§ **Objective**
Swap "interactable" for "clickable" in the rows from the first one through the one containing "post-author: Latasha Carlisle", inclusive, and write out only those rows again with everything else left as it is.

......

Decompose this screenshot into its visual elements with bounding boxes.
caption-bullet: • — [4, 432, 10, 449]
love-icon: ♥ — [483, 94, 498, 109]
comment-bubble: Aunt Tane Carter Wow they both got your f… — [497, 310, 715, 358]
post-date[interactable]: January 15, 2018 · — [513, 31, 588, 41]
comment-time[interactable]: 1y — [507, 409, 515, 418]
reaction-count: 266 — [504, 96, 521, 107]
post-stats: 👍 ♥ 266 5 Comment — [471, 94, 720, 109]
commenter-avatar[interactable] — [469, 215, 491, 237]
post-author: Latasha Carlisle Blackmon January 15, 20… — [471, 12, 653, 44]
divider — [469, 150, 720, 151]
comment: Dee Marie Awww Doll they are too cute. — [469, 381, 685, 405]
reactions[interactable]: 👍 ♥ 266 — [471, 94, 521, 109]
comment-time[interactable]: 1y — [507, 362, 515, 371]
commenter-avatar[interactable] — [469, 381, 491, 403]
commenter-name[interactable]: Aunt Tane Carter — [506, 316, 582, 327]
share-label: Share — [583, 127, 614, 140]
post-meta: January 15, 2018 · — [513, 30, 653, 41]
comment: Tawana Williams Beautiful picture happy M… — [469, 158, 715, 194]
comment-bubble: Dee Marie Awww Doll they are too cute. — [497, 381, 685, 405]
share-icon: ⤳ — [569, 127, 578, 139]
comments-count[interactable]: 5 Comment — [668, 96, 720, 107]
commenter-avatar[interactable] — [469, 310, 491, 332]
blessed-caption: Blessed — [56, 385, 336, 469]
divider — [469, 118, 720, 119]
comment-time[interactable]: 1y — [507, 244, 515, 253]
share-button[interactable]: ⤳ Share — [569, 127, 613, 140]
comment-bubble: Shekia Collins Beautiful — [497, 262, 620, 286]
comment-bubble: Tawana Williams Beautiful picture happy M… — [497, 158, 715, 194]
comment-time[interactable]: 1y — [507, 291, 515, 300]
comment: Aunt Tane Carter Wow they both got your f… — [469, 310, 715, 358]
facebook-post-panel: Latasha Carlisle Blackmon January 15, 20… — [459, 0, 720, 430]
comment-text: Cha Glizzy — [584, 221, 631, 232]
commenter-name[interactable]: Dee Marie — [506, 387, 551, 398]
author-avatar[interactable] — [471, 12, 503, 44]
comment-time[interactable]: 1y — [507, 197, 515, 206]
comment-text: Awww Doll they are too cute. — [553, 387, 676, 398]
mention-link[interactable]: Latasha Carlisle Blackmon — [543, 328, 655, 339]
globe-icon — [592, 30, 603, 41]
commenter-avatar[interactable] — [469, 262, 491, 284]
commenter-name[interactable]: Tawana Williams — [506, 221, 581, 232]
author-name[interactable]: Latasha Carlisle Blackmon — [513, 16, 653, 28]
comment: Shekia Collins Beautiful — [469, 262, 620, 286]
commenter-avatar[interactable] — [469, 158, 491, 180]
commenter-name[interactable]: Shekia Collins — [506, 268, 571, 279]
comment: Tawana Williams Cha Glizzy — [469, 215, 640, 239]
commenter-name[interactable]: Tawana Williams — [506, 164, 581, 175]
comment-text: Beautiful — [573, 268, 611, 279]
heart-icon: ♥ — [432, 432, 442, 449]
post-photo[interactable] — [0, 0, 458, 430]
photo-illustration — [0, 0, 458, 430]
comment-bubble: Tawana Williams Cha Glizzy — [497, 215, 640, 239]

......

§ **In response**
Decompose this screenshot into its visual elements with bounding boxes.
caption-bullet: • — [4, 432, 10, 449]
love-icon: ♥ — [483, 94, 498, 109]
comment-bubble: Aunt Tane Carter Wow they both got your f… — [497, 310, 715, 358]
post-date[clickable]: January 15, 2018 · — [513, 31, 588, 41]
comment-time[clickable]: 1y — [507, 409, 515, 418]
reaction-count: 266 — [504, 96, 521, 107]
post-stats: 👍 ♥ 266 5 Comment — [471, 94, 720, 109]
commenter-avatar[clickable] — [469, 215, 491, 237]
post-author: Latasha Carlisle Blackmon January 15, 20… — [471, 12, 653, 44]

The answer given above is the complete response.